--- begin MATERIAL ---

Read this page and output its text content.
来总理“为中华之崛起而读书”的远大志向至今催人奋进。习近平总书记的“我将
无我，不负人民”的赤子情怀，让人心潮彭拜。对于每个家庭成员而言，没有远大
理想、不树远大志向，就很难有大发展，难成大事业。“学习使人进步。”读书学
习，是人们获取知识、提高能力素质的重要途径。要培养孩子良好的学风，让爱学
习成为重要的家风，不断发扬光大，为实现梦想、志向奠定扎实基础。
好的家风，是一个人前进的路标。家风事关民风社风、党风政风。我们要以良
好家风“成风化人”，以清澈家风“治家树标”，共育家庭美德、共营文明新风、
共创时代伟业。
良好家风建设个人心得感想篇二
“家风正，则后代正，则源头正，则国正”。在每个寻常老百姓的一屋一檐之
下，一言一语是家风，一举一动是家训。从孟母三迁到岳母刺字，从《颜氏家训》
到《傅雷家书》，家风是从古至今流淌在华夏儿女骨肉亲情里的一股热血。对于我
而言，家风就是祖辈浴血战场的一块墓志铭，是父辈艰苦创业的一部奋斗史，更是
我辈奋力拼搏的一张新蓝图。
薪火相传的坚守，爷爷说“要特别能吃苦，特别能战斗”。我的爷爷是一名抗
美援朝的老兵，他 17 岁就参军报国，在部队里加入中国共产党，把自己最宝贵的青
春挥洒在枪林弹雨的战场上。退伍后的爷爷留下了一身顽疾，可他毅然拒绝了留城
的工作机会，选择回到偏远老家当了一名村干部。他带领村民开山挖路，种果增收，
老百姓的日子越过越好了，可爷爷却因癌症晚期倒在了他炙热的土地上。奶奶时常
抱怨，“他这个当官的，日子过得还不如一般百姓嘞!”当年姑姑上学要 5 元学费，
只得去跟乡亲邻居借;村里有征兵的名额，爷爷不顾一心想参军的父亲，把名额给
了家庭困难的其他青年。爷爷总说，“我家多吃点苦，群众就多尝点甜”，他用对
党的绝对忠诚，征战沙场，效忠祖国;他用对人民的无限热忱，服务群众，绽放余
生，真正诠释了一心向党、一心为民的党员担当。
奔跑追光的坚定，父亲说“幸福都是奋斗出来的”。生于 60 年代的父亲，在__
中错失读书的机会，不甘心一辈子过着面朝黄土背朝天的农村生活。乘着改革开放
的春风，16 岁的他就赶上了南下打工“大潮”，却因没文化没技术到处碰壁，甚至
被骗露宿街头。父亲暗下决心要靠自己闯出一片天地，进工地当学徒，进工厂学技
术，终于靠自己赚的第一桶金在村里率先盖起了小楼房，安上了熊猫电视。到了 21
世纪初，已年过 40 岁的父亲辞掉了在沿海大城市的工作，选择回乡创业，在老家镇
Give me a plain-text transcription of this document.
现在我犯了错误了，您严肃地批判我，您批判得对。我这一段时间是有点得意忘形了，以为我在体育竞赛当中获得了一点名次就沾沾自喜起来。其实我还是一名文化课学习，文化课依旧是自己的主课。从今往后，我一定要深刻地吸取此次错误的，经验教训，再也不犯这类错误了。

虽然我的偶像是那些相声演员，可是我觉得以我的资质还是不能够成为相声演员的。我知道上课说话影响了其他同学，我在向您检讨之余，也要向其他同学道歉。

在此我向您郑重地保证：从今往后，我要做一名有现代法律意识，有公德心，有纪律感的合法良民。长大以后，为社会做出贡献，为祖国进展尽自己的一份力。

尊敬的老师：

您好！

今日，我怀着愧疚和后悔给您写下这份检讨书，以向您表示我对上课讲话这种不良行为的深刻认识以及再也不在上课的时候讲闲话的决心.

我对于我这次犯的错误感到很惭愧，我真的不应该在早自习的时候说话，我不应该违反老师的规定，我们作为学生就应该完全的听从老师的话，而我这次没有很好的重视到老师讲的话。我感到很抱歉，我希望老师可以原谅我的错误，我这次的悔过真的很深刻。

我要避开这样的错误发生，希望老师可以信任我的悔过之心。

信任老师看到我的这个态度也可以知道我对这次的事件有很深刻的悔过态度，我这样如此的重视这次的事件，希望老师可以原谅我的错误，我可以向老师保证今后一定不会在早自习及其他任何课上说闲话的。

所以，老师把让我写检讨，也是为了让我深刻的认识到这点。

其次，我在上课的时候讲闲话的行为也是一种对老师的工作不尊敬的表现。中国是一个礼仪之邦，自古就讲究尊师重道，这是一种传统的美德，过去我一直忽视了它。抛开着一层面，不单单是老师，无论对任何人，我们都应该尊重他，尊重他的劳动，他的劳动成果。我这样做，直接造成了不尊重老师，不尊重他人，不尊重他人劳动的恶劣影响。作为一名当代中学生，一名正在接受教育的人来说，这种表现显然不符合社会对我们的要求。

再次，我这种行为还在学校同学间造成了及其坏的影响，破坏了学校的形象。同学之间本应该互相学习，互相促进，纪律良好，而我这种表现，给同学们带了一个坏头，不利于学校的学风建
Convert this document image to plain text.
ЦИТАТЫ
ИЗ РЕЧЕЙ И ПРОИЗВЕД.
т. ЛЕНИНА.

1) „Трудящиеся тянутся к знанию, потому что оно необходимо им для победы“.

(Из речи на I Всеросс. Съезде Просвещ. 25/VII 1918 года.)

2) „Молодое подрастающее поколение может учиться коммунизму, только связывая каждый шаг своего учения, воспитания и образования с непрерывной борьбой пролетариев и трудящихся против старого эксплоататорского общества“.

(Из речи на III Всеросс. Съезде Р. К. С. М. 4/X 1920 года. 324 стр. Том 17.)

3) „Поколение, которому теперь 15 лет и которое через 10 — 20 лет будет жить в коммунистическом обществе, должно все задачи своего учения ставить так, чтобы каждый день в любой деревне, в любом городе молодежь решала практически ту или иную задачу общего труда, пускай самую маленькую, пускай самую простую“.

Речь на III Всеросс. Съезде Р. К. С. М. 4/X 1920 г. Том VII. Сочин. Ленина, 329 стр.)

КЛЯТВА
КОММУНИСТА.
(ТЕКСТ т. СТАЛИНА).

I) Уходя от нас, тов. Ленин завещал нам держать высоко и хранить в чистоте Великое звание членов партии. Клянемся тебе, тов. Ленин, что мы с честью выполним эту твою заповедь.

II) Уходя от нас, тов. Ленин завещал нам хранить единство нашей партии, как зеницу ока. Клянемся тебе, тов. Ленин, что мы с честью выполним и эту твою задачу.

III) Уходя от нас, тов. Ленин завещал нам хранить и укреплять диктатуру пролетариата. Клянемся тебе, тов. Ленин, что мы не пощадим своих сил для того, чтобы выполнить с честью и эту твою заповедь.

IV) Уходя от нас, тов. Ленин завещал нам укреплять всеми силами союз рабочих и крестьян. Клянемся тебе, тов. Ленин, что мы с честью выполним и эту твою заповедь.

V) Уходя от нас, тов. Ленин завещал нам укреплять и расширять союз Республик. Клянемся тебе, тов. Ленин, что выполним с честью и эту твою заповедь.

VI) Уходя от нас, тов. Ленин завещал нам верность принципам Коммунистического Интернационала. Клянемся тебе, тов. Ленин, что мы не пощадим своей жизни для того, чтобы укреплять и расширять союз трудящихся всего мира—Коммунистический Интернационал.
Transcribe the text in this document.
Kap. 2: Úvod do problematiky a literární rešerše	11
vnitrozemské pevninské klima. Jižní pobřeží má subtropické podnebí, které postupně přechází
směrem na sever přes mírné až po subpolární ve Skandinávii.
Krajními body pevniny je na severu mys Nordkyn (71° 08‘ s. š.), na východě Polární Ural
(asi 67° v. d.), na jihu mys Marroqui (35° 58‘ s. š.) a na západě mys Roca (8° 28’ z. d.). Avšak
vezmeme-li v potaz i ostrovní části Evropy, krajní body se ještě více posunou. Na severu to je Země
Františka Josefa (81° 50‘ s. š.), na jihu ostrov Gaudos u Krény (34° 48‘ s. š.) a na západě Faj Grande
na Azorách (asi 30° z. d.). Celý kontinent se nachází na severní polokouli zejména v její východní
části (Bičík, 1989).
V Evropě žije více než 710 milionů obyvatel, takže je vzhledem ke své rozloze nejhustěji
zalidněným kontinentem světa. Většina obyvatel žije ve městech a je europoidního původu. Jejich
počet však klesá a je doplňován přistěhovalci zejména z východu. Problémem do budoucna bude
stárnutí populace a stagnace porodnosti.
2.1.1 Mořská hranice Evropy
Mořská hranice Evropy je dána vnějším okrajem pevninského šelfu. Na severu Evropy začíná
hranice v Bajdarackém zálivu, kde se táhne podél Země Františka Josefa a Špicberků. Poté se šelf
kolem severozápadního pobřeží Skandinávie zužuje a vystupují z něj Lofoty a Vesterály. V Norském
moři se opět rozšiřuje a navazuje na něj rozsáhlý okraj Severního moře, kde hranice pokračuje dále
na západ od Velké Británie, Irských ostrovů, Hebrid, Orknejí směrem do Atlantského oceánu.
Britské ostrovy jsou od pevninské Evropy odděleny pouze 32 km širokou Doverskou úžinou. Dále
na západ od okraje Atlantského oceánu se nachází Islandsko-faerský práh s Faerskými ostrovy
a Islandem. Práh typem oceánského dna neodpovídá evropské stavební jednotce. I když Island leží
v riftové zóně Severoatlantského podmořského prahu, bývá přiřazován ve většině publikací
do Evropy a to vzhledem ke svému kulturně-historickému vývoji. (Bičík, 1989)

--- end MATERIAL ---

= THE EXERCISE =
Of the lines in the data above, how many contain the word "Bičík"? Give only that figure.

= EXERCISE ANSWER =
2